>> Start Listing
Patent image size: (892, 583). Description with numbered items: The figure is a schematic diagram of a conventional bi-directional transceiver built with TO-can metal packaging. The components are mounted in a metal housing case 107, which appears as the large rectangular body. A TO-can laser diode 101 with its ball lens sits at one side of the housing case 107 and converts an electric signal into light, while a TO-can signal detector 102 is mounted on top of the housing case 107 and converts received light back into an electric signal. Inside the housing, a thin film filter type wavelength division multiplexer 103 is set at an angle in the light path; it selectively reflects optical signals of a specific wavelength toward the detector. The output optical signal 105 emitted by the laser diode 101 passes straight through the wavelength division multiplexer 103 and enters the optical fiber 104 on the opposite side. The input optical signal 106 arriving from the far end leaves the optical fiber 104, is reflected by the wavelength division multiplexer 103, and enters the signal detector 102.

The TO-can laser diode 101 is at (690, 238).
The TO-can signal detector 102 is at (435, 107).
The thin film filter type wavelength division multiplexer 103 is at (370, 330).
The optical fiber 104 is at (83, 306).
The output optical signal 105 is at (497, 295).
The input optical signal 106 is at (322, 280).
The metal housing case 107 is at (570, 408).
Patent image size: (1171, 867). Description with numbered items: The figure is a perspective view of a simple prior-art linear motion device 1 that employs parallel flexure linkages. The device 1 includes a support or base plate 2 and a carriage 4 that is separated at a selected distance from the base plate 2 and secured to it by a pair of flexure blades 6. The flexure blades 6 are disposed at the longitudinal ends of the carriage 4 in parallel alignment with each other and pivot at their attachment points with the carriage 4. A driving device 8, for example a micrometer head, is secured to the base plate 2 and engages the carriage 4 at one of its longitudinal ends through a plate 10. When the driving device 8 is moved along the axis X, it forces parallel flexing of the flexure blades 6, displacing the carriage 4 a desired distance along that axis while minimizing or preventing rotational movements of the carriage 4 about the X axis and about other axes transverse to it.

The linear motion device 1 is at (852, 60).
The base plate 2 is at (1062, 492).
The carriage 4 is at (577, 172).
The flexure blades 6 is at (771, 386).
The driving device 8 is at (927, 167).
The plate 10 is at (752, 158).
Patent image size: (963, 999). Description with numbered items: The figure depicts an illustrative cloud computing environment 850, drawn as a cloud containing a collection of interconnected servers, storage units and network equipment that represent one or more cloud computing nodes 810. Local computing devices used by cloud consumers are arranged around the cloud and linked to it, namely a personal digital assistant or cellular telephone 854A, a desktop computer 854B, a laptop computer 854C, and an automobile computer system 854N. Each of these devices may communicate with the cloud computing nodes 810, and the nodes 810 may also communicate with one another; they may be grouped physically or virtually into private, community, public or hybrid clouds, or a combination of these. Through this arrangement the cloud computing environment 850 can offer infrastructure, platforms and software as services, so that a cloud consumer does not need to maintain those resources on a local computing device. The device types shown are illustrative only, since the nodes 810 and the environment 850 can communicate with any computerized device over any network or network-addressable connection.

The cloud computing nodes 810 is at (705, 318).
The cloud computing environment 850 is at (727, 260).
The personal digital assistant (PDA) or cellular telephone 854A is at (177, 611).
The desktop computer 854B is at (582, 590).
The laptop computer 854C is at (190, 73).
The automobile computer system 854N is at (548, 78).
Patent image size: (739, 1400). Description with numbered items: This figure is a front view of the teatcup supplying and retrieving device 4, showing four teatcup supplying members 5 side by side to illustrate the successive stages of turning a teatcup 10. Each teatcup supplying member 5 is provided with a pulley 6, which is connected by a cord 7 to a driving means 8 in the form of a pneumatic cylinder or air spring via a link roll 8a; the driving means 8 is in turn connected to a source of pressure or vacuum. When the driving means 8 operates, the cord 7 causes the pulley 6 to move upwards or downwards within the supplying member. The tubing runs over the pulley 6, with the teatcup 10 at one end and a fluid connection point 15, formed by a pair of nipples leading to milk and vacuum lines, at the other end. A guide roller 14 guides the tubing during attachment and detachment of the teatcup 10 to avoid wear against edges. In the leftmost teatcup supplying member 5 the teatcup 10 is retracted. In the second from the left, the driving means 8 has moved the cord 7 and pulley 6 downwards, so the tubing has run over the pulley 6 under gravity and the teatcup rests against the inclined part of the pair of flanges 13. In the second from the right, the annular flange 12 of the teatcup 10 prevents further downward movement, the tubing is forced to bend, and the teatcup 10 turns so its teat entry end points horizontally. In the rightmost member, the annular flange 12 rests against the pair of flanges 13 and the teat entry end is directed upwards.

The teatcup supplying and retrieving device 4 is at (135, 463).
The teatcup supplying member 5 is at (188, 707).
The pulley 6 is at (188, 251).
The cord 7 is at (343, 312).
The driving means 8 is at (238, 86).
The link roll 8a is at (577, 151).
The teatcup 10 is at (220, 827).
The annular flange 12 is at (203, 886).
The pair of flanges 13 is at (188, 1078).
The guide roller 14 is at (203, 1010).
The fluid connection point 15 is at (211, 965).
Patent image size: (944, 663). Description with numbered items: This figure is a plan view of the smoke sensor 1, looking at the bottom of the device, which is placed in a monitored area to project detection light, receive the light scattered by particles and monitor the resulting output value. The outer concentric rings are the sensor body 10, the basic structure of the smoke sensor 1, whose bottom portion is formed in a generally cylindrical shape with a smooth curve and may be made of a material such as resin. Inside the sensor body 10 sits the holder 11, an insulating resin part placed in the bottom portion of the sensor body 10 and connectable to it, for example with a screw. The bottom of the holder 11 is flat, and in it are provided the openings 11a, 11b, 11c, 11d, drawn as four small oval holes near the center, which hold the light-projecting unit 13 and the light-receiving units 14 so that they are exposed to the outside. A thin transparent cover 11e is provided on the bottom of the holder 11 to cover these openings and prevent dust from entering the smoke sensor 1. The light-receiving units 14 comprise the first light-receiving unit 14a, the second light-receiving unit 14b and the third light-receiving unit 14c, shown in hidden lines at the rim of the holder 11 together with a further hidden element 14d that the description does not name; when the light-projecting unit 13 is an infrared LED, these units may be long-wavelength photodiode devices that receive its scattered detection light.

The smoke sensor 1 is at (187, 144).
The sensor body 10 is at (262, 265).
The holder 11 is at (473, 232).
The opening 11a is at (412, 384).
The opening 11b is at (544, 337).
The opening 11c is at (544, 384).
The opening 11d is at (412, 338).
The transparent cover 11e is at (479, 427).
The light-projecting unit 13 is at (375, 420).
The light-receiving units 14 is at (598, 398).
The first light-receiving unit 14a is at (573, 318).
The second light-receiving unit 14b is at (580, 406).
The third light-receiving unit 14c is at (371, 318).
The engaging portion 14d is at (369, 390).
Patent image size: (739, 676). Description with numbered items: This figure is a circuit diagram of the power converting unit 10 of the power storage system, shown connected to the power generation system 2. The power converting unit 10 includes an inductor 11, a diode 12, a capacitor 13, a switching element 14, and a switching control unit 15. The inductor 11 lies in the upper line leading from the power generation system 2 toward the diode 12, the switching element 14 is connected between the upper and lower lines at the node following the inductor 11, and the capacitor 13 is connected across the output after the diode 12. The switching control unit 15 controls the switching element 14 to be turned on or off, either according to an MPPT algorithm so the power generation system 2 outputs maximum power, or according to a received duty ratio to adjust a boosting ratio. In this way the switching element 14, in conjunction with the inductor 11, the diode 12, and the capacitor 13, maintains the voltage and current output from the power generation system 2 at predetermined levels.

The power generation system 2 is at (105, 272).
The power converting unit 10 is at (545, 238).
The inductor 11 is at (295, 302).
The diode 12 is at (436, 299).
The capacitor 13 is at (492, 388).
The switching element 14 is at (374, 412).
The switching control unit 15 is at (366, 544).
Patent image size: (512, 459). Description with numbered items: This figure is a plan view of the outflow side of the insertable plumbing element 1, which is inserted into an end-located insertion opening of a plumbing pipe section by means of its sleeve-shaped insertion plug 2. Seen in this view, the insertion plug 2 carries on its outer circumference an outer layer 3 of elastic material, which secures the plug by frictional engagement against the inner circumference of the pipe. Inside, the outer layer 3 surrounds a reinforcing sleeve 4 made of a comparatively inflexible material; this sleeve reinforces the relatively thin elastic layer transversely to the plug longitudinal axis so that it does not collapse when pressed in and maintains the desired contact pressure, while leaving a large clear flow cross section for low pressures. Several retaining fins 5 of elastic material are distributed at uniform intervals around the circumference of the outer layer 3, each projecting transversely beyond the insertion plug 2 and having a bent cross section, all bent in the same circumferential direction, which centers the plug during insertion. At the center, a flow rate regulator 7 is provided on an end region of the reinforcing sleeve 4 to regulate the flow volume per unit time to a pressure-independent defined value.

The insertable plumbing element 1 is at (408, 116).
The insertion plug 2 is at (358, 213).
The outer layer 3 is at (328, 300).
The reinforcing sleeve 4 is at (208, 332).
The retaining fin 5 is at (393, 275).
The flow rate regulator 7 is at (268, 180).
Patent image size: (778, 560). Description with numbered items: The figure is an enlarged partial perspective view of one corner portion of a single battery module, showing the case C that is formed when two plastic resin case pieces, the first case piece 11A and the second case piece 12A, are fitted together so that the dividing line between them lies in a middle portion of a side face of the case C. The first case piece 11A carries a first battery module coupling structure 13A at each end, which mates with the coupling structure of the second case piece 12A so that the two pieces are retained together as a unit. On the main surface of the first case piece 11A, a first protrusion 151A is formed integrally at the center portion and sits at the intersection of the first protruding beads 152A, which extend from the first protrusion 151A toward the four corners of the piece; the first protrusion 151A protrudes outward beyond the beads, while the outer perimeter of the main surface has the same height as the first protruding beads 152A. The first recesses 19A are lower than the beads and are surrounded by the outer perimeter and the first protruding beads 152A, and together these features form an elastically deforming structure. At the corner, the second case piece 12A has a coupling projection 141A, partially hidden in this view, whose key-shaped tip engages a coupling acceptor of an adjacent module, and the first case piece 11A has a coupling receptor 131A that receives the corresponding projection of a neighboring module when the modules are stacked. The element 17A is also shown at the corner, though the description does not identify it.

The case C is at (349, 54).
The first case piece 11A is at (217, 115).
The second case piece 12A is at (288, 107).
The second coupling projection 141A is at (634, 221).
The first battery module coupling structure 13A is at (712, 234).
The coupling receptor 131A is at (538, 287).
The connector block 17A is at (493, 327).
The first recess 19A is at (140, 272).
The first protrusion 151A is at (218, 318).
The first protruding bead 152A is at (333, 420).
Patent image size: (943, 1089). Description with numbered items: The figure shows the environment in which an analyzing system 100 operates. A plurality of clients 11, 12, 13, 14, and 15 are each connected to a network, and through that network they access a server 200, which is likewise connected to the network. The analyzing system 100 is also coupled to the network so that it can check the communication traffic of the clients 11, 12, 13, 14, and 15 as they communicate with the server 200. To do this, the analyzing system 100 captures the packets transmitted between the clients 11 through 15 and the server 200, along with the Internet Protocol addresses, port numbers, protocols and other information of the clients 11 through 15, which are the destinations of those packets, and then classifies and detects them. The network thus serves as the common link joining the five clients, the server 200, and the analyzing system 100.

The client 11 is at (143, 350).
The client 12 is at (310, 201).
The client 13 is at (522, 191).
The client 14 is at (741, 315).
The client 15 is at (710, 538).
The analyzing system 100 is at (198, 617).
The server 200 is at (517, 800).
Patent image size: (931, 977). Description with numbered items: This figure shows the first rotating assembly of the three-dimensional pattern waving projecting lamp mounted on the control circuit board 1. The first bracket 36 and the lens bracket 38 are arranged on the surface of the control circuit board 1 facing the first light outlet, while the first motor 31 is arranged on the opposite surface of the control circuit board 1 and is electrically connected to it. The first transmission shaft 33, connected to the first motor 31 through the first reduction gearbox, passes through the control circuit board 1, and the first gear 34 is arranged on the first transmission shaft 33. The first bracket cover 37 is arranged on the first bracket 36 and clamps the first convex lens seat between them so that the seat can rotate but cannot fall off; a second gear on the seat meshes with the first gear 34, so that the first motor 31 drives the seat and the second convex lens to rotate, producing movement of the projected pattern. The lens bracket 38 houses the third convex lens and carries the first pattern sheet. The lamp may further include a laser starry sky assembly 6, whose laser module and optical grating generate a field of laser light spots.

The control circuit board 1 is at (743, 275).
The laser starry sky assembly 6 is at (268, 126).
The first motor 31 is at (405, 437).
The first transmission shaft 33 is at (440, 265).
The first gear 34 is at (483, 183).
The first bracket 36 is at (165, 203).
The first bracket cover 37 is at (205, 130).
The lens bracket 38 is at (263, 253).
>> End Listing
Your task:
Can you convert the lines from the start through the line containing "The input optical signal 106 is" into a two-column CSV with the columns text and answer, one row for each item with its answer, and each field quoted with line breaks changed to spaces?

Correct result:
text,answer
"Patent image size: (892, 583). Description with numbered items: The figure is a schematic diagram of a conventional bi-directional transceiver built with TO-can metal packaging. The components are mounted in a metal housing case 107, which appears as the large rectangular body. A TO-can laser diode 101 with its ball lens sits at one side of the housing case 107 and converts an electric signal into light, while a TO-can signal detector 102 is mounted on top of the housing case 107 and converts received light back into an electric signal. Inside the housing, a thin film filter type wavelength division multiplexer 103 is set at an angle in the light path; it selectively reflects optical signals of a specific wavelength toward the detector. The output optical signal 105 emitted by the laser diode 101 passes straight through the wavelength division multiplexer 103 and enters the optical fiber 104 on the opposite side. The input optical signal 106 arriving from the far end leaves the optical fiber 104, is reflected by the wavelength division multiplexer 103, and enters the signal detector 102.","The TO-can laser diode 101 is at (690, 238). The TO-can signal detector 102 is at (435, 107). The thin film filter type wavelength division multiplexer 103 is at (370, 330). The optical fiber 104 is at (83, 306). The output optical signal 105 is at (497, 295). The input optical signal 106 is at (322, 280)."